• **DATASET ENTRIES**

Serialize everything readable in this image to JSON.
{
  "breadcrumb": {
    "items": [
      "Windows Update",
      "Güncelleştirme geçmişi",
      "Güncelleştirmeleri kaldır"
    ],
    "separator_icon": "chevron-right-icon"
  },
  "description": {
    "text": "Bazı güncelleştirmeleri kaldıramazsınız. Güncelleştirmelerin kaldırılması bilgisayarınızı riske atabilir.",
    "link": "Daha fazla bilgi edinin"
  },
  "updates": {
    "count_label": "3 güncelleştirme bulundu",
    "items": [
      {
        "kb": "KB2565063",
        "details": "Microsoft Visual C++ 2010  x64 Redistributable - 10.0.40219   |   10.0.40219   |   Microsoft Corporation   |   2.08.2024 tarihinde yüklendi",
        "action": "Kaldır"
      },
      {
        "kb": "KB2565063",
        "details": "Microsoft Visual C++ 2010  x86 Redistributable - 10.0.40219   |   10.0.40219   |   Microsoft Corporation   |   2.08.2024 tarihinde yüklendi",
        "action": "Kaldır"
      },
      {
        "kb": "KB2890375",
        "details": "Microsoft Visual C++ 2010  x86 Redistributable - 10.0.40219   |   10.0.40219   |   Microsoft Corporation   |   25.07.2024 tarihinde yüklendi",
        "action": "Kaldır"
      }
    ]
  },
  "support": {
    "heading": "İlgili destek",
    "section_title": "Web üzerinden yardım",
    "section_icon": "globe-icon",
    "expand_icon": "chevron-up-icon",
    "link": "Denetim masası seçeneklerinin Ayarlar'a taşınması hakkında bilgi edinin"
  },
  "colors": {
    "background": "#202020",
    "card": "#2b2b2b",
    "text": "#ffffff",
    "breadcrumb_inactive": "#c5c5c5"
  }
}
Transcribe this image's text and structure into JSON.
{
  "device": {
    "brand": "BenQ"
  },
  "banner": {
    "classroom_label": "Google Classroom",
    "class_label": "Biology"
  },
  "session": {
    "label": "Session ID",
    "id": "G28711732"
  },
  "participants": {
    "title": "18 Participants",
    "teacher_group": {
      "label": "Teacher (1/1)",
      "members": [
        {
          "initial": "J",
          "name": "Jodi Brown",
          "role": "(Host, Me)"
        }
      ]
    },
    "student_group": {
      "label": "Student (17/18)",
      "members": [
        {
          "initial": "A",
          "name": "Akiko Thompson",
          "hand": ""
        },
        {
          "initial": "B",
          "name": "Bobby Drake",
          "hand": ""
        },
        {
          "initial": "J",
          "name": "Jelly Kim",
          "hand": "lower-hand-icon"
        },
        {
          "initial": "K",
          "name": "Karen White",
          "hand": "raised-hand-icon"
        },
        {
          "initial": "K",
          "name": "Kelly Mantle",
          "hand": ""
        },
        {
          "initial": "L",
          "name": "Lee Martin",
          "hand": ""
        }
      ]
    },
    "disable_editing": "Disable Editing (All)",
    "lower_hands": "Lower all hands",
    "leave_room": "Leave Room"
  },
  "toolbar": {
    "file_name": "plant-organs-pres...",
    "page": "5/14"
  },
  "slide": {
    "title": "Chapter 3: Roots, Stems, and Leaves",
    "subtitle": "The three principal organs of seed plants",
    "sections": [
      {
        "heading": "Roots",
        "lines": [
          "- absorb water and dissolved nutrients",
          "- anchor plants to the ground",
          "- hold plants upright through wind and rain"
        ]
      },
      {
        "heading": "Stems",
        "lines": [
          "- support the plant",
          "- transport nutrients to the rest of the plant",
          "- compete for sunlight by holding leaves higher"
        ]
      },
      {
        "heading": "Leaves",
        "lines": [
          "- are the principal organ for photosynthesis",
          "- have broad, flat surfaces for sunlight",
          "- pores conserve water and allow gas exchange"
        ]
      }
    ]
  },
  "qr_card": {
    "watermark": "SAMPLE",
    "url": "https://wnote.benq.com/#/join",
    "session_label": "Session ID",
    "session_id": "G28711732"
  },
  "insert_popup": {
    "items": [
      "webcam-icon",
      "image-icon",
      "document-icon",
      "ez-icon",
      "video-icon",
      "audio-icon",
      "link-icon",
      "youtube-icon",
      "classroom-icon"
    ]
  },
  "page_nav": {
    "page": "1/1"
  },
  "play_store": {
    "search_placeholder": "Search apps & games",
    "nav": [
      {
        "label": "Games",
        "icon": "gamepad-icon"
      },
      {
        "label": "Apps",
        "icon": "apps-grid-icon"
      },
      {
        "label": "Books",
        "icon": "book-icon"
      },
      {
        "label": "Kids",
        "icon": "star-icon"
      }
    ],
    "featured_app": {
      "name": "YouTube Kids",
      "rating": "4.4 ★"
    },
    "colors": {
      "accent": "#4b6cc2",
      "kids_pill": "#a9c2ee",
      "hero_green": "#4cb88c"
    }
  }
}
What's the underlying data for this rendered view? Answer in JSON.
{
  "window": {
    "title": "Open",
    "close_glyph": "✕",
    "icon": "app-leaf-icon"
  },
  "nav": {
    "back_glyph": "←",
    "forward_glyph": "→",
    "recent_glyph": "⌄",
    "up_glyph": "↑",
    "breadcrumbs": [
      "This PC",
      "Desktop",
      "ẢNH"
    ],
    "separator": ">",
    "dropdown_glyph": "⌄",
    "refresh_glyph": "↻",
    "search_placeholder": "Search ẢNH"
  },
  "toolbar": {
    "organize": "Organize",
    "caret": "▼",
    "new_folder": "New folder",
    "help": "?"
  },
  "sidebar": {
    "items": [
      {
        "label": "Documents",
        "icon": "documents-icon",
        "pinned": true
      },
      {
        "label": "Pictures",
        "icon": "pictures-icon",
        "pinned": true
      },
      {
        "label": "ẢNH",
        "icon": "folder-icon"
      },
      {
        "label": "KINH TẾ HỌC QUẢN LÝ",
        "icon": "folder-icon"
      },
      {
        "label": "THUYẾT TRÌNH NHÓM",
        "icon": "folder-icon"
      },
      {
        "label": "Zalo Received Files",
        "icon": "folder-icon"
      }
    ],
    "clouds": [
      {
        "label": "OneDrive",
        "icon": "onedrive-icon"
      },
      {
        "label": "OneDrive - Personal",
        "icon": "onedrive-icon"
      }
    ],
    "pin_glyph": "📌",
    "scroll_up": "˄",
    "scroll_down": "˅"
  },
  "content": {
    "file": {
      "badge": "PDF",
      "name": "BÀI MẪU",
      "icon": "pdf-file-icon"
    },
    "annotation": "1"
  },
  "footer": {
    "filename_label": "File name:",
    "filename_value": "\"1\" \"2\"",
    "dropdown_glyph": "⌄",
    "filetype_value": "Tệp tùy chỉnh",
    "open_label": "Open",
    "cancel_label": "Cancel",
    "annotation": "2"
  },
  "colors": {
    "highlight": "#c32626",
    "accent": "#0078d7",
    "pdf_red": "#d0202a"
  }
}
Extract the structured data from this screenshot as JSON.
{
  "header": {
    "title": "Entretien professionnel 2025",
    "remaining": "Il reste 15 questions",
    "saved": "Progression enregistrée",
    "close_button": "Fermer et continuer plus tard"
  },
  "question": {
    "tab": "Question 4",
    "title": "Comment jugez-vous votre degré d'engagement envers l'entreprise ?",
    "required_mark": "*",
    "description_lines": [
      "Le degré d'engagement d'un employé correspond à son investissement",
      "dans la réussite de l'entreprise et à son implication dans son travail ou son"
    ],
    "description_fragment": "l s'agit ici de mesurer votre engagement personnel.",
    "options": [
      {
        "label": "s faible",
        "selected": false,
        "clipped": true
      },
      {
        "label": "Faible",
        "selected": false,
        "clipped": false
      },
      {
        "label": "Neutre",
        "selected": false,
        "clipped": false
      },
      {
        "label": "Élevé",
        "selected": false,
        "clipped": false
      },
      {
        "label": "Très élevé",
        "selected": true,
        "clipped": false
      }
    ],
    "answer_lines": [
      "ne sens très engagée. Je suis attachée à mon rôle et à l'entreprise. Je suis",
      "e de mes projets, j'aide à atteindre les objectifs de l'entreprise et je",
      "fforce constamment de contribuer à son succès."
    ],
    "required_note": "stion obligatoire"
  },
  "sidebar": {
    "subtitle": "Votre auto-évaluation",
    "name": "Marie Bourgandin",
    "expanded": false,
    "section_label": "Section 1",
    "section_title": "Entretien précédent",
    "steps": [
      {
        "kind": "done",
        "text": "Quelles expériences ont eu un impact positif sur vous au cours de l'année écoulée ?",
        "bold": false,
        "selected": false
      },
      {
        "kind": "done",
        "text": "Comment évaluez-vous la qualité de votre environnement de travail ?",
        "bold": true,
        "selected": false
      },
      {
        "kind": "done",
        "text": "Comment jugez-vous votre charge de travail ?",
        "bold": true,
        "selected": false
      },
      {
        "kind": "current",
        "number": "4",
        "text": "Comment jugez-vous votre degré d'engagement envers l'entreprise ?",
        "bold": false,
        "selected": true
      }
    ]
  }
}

• **GIVEN TASK**
Please list every line of the records that contains "Stems".

• **SOLVED EXERCISE**
    "title": "Chapter 3: Roots, Stems, and Leaves",
        "heading": "Stems",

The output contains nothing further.